- **Given problem**
Write out each entry again. Keep every word exactly as it is.
Start of Entries supplied
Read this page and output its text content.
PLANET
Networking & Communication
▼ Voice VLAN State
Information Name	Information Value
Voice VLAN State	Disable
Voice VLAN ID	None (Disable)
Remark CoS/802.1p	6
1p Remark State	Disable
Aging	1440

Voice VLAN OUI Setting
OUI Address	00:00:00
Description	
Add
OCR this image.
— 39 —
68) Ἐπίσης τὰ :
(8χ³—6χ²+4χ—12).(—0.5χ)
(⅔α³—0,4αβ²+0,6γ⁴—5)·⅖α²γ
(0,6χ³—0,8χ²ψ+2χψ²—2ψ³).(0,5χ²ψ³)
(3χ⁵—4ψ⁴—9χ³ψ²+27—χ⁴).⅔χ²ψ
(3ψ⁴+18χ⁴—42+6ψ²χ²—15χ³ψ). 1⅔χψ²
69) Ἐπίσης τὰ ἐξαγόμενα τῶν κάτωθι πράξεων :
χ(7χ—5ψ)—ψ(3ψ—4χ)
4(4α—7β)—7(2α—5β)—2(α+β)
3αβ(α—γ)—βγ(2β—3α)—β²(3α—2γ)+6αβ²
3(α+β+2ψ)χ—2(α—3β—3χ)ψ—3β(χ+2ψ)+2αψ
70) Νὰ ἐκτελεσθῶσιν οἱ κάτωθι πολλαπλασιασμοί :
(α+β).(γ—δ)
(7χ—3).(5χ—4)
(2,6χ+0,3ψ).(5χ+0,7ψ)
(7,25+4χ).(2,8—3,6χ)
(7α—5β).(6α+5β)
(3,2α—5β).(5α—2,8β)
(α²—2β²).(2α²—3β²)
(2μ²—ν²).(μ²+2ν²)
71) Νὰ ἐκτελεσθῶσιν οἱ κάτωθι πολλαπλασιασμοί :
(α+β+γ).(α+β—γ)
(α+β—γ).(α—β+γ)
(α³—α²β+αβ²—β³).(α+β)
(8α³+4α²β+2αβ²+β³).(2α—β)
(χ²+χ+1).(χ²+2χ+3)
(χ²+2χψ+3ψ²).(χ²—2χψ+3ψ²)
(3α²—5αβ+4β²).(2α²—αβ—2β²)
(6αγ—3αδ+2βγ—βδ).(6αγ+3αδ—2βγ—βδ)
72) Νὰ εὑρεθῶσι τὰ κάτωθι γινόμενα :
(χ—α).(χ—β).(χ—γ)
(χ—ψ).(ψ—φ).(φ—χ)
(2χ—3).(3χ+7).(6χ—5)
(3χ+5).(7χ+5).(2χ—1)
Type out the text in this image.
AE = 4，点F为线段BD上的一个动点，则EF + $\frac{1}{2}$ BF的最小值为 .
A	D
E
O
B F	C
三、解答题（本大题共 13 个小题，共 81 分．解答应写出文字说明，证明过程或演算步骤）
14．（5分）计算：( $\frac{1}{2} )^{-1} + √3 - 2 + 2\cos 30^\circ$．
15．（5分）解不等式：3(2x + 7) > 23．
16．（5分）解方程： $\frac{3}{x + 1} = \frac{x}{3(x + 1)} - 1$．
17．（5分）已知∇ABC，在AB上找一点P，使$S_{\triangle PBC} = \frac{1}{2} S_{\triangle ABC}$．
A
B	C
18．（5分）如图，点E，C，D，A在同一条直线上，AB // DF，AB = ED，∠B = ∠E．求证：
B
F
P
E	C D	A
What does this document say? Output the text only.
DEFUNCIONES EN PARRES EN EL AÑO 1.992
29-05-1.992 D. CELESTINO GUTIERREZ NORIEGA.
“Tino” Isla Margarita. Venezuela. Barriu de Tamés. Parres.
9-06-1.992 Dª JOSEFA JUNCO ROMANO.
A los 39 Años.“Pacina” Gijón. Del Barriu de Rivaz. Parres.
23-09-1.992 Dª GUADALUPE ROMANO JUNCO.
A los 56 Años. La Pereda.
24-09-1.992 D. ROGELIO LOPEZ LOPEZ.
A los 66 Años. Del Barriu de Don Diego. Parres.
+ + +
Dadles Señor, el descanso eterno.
End of Entries supplied
- **Solution**
Read this page and output its text content.
PLANET
Networking & Communication
▼ Voice VLAN State
Information Name	Information Value
Voice VLAN State	Disable
Voice VLAN ID	None (Disable)
Remark CoS/802.1p	6
1p Remark State	Disable
Aging	1440

Voice VLAN OUI Setting
OUI Address	00:00:00
Description	
Add
OCR this image.
— 39 —
68) Ἐπίσης τὰ :
(8χ³—6χ²+4χ—12).(—0.5χ)
(⅔α³—0,4αβ²+0,6γ⁴—5)·⅖α²γ
(0,6χ³—0,8χ²ψ+2χψ²—2ψ³).(0,5χ²ψ³)
(3χ⁵—4ψ⁴—9χ³ψ²+27—χ⁴).⅔χ²ψ
(3ψ⁴+18χ⁴—42+6ψ²χ²—15χ³ψ). 1⅔χψ²
69) Ἐπίσης τὰ ἐξαγόμενα τῶν κάτωθι πράξεων :
χ(7χ—5ψ)—ψ(3ψ—4χ)
4(4α—7β)—7(2α—5β)—2(α+β)
3αβ(α—γ)—βγ(2β—3α)—β²(3α—2γ)+6αβ²
3(α+β+2ψ)χ—2(α—3β—3χ)ψ—3β(χ+2ψ)+2αψ
70) Νὰ ἐκτελεσθῶσιν οἱ κάτωθι πολλαπλασιασμοί :
(α+β).(γ—δ)
(7χ—3).(5χ—4)
(2,6χ+0,3ψ).(5χ+0,7ψ)
(7,25+4χ).(2,8—3,6χ)
(7α—5β).(6α+5β)
(3,2α—5β).(5α—2,8β)
(α²—2β²).(2α²—3β²)
(2μ²—ν²).(μ²+2ν²)
71) Νὰ ἐκτελεσθῶσιν οἱ κάτωθι πολλαπλασιασμοί :
(α+β+γ).(α+β—γ)
(α+β—γ).(α—β+γ)
(α³—α²β+αβ²—β³).(α+β)
(8α³+4α²β+2αβ²+β³).(2α—β)
(χ²+χ+1).(χ²+2χ+3)
(χ²+2χψ+3ψ²).(χ²—2χψ+3ψ²)
(3α²—5αβ+4β²).(2α²—αβ—2β²)
(6αγ—3αδ+2βγ—βδ).(6αγ+3αδ—2βγ—βδ)
72) Νὰ εὑρεθῶσι τὰ κάτωθι γινόμενα :
(χ—α).(χ—β).(χ—γ)
(χ—ψ).(ψ—φ).(φ—χ)
(2χ—3).(3χ+7).(6χ—5)
(3χ+5).(7χ+5).(2χ—1)
Type out the text in this image.
AE = 4，点F为线段BD上的一个动点，则EF + $\frac{1}{2}$ BF的最小值为 .
A	D
E
O
B F	C
三、解答题（本大题共 13 个小题，共 81 分．解答应写出文字说明，证明过程或演算步骤）
14．（5分）计算：( $\frac{1}{2} )^{-1} + √3 - 2 + 2\cos 30^\circ$．
15．（5分）解不等式：3(2x + 7) > 23．
16．（5分）解方程： $\frac{3}{x + 1} = \frac{x}{3(x + 1)} - 1$．
17．（5分）已知∇ABC，在AB上找一点P，使$S_{\triangle PBC} = \frac{1}{2} S_{\triangle ABC}$．
A
B	C
18．（5分）如图，点E，C，D，A在同一条直线上，AB // DF，AB = ED，∠B = ∠E．求证：
B
F
P
E	C D	A
What does this document say? Output the text only.
DEFUNCIONES EN PARRES EN EL AÑO 1.992
29-05-1.992 D. CELESTINO GUTIERREZ NORIEGA.
“Tino” Isla Margarita. Venezuela. Barriu de Tamés. Parres.
9-06-1.992 Dª JOSEFA JUNCO ROMANO.
A los 39 Años.“Pacina” Gijón. Del Barriu de Rivaz. Parres.
23-09-1.992 Dª GUADALUPE ROMANO JUNCO.
A los 56 Años. La Pereda.
24-09-1.992 D. ROGELIO LOPEZ LOPEZ.
A los 66 Años. Del Barriu de Don Diego. Parres.
+ + +
Dadles Señor, el descanso eterno.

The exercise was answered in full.